→ Directions for this task: Filter the records for lines holding the string "土地整治".

BEGIN Task material

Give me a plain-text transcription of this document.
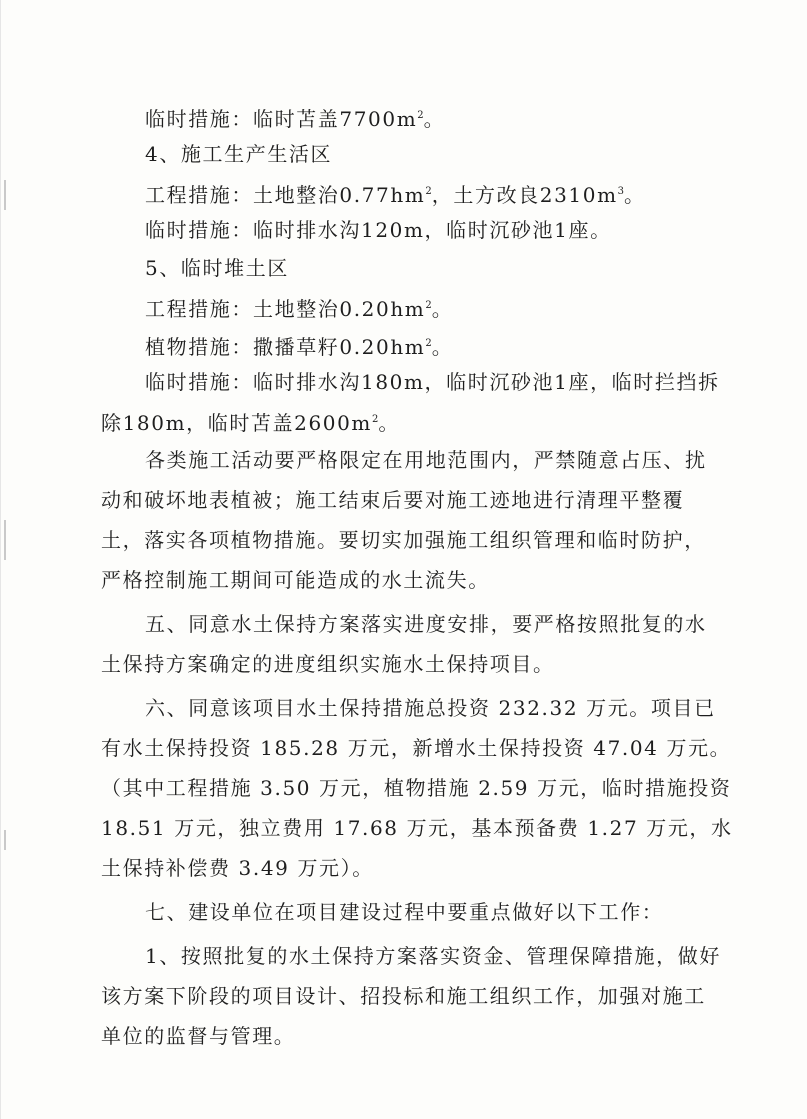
临时措施：临时苫盖$7700m^2$。
4、施工生产生活区
工程措施：土地整治$0.77hm^2$，土方改良$2310m^3$。
临时措施：临时排水沟120m，临时沉砂池1座。
5、临时堆土区
工程措施：土地整治$0.20hm^2$。
植物措施：撒播草籽$0.20hm^2$。
临时措施：临时排水沟180m，临时沉砂池1座，临时拦挡拆
除180m，临时苫盖$2600m^2$。
各类施工活动要严格限定在用地范围内，严禁随意占压、扰
动和破坏地表植被；施工结束后要对施工迹地进行清理平整覆
土，落实各项植物措施。要切实加强施工组织管理和临时防护，
严格控制施工期间可能造成的水土流失。
五、同意水土保持方案落实进度安排，要严格按照批复的水
土保持方案确定的进度组织实施水土保持项目。
六、同意该项目水土保持措施总投资 232.32 万元。项目已
有水土保持投资 185.28 万元，新增水土保持投资 47.04 万元。
（其中工程措施 3.50 万元，植物措施 2.59 万元，临时措施投资
18.51 万元，独立费用 17.68 万元，基本预备费 1.27 万元，水
土保持补偿费 3.49 万元）。
七、建设单位在项目建设过程中要重点做好以下工作：
1、按照批复的水土保持方案落实资金、管理保障措施，做好
该方案下阶段的项目设计、招投标和施工组织工作，加强对施工
单位的监督与管理。
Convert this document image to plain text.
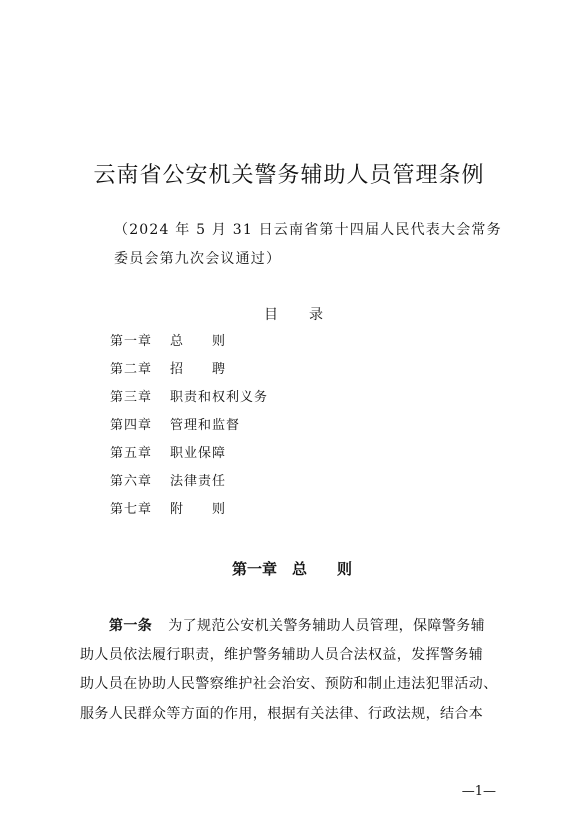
云南省公安机关警务辅助人员管理条例
（2024 年 5 月 31 日云南省第十四届人民代表大会常务
委员会第九次会议通过）
目 录
第一章 总　　则
第二章 招　　聘
第三章 职责和权利义务
第四章 管理和监督
第五章 职业保障
第六章 法律责任
第七章 附　　则
第一章 总　　则
第一条 为了规范公安机关警务辅助人员管理，保障警务辅
助人员依法履行职责，维护警务辅助人员合法权益，发挥警务辅
助人员在协助人民警察维护社会治安、预防和制止违法犯罪活动、
服务人民群众等方面的作用，根据有关法律、行政法规，结合本
—1—
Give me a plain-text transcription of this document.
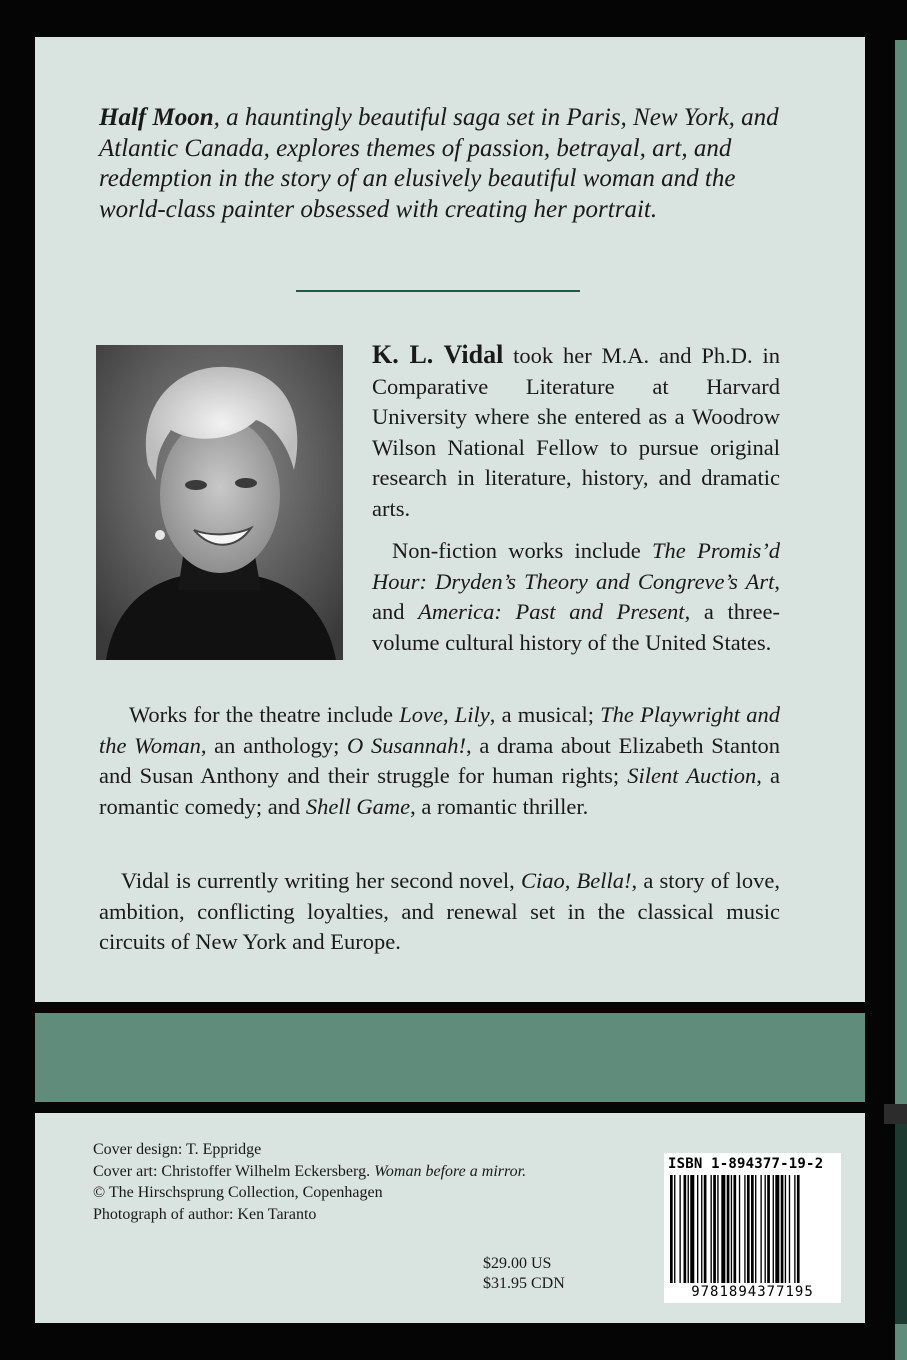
Half Moon, a hauntingly beautiful saga set in Paris, New York, and Atlantic Canada, explores themes of passion, betrayal, art, and redemption in the story of an elusively beautiful woman and the world-class painter obsessed with creating her portrait.

K. L. Vidal took her M.A. and Ph.D. in Comparative Literature at Harvard University where she entered as a Woodrow Wilson National Fellow to pursue original research in literature, history, and dramatic arts.

Non-fiction works include The Promis’d Hour: Dryden’s Theory and Congreve’s Art, and America: Past and Present, a three-volume cultural history of the United States.

Works for the theatre include Love, Lily, a musical; The Playwright and the Woman, an anthology; O Susannah!, a drama about Elizabeth Stanton and Susan Anthony and their struggle for human rights; Silent Auction, a romantic comedy; and Shell Game, a romantic thriller.

Vidal is currently writing her second novel, Ciao, Bella!, a story of love, ambition, conflicting loyalties, and renewal set in the classical music circuits of New York and Europe.

Cover design: T. Eppridge
Cover art: Christoffer Wilhelm Eckersberg. Woman before a mirror.
© The Hirschsprung Collection, Copenhagen
Photograph of author: Ken Taranto
$29.00 US
$31.95 CDN
ISBN 1-894377-19-2
9781894377195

END Task material

→ Output below:
工程措施：土地整治$0.77hm^2$，土方改良$2310m^3$。
工程措施：土地整治$0.20hm^2$。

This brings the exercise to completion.